What you are asked to do:
Write out all lines holding the word "Live".

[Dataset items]
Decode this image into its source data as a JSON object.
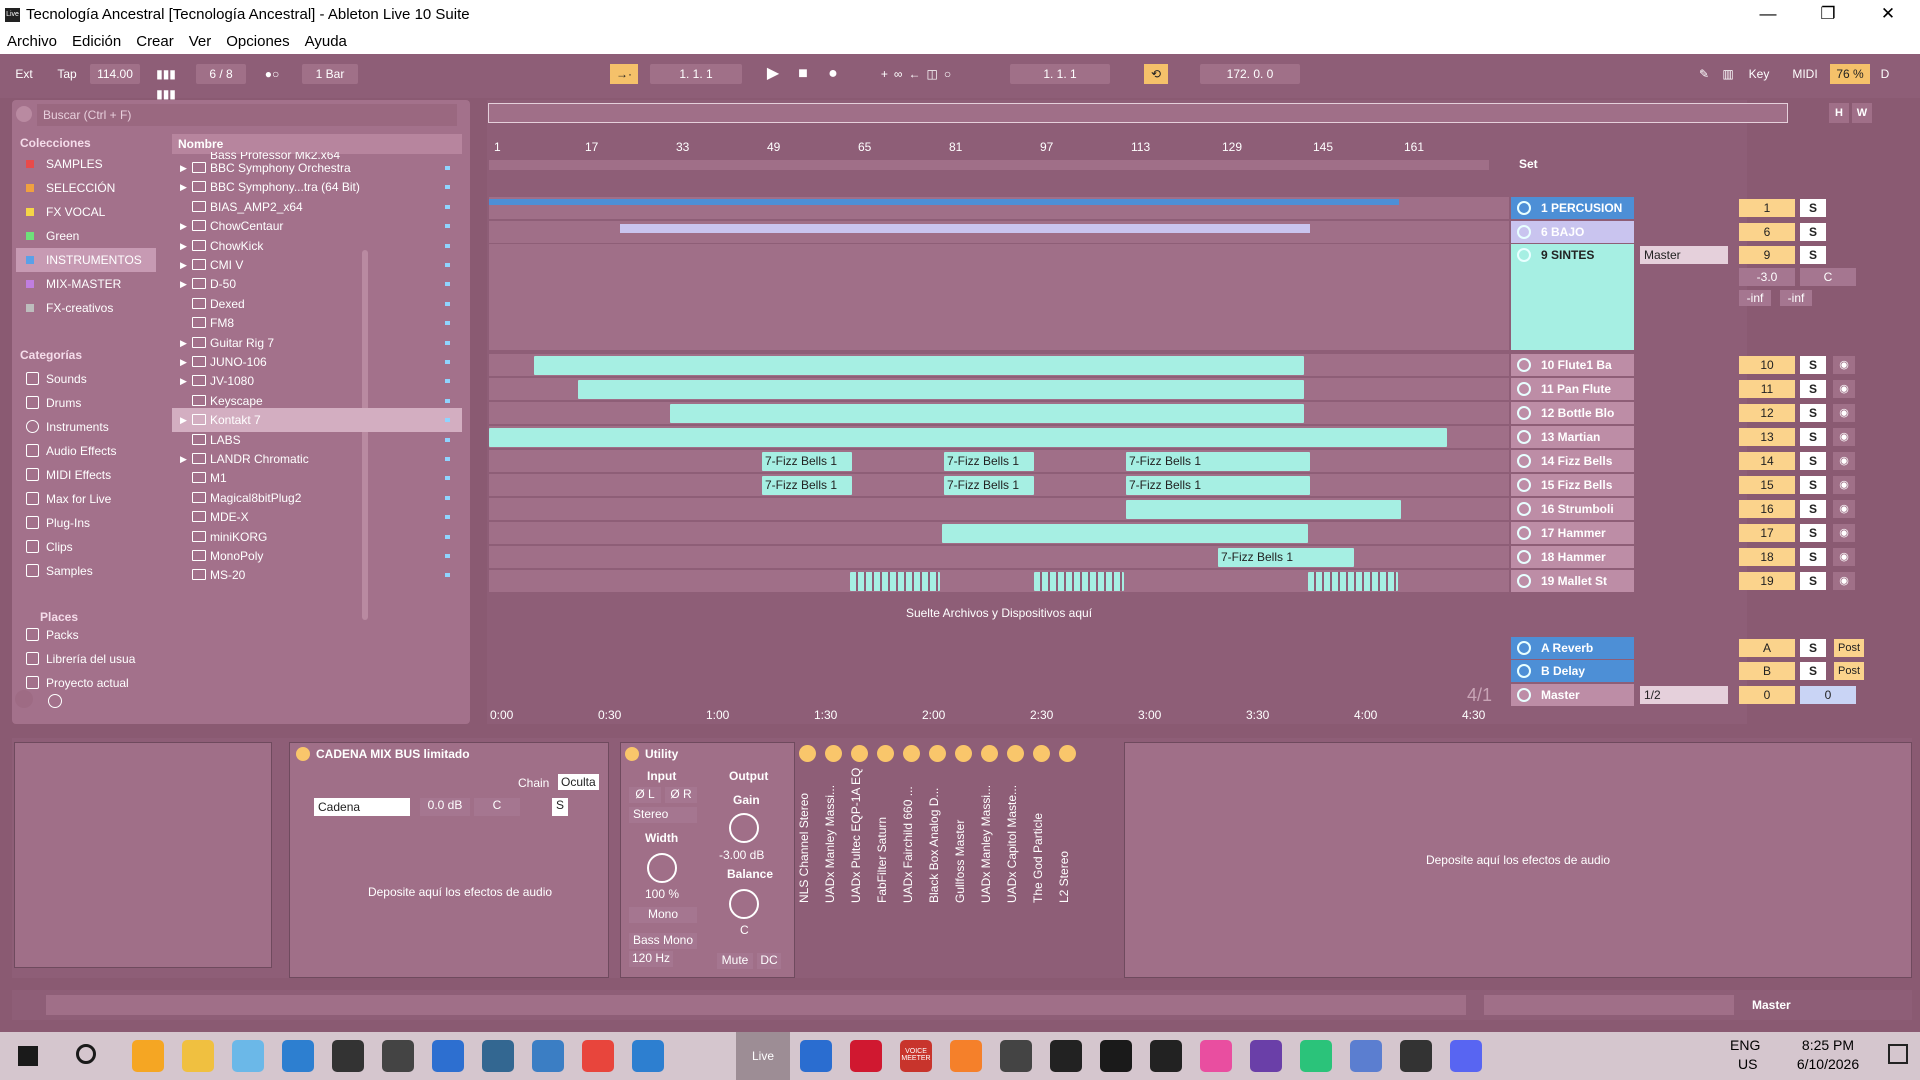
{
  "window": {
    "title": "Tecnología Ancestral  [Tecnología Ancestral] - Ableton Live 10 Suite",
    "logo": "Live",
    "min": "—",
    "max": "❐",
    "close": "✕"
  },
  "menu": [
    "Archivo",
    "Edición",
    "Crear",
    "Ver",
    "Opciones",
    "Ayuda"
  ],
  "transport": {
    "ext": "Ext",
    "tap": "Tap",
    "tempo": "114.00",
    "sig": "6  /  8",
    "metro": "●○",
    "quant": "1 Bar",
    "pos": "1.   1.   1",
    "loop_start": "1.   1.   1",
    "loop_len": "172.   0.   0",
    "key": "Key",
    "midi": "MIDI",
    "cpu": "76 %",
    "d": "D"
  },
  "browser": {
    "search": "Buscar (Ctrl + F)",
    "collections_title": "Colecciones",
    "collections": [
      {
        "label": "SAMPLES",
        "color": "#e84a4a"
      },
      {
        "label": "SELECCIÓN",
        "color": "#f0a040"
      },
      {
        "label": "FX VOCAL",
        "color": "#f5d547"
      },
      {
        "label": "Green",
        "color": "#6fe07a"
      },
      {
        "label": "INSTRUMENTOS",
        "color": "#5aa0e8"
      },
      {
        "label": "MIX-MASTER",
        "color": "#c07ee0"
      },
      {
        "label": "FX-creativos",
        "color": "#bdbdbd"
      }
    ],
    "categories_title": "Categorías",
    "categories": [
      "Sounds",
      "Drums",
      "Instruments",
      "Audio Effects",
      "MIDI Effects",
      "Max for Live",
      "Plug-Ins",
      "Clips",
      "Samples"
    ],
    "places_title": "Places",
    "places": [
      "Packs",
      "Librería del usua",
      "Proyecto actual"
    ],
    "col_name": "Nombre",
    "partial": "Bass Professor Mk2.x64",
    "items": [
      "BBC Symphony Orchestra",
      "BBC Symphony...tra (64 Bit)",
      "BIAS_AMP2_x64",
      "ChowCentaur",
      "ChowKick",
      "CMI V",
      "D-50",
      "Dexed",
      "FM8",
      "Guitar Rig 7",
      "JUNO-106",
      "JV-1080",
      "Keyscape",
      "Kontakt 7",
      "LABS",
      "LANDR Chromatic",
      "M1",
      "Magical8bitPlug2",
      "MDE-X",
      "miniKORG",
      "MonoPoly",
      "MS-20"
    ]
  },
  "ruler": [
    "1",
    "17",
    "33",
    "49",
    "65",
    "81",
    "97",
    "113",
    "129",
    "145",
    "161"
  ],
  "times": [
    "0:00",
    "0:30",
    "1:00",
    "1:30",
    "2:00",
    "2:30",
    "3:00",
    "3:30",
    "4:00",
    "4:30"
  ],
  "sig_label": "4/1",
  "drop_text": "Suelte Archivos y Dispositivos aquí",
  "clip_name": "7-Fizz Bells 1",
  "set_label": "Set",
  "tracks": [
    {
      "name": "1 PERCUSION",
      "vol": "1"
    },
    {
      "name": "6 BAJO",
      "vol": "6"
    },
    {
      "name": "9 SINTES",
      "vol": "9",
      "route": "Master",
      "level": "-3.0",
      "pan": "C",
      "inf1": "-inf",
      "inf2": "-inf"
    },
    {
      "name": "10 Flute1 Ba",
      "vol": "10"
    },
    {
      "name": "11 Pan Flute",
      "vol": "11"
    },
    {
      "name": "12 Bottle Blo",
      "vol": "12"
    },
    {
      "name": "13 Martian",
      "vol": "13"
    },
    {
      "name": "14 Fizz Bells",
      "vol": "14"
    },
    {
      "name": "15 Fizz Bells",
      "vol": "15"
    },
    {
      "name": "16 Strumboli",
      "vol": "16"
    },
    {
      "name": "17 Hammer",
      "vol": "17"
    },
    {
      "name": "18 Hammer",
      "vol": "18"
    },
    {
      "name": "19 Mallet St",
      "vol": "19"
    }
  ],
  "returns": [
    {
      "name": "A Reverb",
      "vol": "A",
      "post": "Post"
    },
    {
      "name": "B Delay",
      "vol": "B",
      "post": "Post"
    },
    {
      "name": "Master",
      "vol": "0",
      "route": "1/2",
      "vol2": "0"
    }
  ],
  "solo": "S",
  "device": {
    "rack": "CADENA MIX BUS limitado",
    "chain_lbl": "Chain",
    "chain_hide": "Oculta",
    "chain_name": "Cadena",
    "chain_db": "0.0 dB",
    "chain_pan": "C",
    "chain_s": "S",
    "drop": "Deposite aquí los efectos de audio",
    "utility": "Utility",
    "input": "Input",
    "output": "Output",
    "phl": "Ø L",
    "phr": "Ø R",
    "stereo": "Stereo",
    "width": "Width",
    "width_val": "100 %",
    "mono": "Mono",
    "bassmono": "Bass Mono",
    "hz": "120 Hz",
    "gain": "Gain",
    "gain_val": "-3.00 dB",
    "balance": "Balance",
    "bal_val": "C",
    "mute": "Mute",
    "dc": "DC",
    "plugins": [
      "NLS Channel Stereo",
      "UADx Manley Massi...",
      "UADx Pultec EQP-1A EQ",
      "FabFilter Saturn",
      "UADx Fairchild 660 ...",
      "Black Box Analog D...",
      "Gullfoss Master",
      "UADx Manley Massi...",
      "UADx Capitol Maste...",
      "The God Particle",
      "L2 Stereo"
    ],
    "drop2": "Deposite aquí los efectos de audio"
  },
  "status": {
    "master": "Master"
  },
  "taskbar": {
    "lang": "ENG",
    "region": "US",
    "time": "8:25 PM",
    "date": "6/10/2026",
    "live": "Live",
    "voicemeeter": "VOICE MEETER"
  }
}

Completed task:
    "title": "Tecnología Ancestral  [Tecnología Ancestral] - Ableton Live 10 Suite",
    "logo": "Live",
      "Max for Live",
    "live": "Live",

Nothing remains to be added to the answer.